_Description of the task_:
How many lines in the records below contain the word "JSON"? Answer with the number alone.

_Input material_:
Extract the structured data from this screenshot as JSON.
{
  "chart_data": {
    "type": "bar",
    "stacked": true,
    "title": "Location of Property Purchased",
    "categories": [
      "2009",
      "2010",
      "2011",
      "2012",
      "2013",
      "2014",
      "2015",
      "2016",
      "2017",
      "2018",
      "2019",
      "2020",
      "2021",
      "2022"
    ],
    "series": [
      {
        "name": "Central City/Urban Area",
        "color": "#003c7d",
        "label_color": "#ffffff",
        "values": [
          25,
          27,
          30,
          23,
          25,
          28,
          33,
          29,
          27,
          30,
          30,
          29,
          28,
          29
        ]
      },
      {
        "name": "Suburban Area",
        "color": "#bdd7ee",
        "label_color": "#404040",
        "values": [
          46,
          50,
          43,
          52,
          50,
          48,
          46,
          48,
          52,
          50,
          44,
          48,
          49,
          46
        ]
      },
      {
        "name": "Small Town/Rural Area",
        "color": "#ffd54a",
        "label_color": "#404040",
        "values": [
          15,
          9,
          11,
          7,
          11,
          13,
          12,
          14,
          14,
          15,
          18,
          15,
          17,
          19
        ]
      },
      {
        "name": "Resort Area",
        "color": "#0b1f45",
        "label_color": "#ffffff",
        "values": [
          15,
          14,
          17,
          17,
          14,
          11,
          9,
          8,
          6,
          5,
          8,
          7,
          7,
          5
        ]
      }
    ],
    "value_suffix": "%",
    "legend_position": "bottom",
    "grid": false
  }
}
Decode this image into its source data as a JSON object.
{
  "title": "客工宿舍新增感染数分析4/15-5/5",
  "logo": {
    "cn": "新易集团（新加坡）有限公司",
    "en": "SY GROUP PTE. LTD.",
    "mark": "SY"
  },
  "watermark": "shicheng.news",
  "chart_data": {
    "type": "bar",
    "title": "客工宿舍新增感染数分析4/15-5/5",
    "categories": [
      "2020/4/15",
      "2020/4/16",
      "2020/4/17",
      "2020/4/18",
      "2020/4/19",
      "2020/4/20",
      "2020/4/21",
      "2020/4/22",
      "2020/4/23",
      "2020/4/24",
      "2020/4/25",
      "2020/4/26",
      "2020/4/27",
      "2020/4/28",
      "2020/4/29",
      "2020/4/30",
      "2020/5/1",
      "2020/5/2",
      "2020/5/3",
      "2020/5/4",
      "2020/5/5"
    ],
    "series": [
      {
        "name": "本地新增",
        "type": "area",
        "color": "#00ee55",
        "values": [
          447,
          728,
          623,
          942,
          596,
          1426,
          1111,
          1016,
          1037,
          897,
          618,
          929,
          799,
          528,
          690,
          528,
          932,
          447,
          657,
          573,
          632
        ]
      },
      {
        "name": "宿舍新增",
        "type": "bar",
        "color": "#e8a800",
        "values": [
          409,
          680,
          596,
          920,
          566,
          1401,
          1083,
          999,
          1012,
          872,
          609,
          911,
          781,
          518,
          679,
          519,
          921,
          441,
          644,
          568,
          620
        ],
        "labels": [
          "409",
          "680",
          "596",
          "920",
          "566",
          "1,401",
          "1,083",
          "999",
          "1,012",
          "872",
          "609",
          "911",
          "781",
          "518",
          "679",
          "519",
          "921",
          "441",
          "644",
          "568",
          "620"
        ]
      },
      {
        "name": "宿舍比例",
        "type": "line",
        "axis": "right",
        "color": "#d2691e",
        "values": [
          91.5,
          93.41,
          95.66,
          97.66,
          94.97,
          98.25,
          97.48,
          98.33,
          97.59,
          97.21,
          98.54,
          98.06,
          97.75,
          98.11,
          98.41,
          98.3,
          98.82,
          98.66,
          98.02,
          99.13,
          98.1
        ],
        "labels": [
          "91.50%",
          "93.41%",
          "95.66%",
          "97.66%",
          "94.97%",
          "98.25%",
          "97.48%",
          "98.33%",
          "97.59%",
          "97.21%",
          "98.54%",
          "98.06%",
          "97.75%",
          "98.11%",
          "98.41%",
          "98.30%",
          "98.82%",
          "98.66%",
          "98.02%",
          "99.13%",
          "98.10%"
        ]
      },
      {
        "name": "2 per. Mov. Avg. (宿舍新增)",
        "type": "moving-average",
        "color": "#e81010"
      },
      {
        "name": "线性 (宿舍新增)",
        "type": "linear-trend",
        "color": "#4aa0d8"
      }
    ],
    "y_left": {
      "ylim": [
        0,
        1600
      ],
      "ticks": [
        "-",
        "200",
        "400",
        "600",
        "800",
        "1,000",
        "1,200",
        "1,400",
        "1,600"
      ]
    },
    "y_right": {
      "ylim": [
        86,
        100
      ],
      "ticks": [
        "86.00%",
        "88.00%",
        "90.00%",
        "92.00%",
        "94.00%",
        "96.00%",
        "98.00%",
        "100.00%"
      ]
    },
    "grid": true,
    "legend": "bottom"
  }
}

_Exercise output_:
2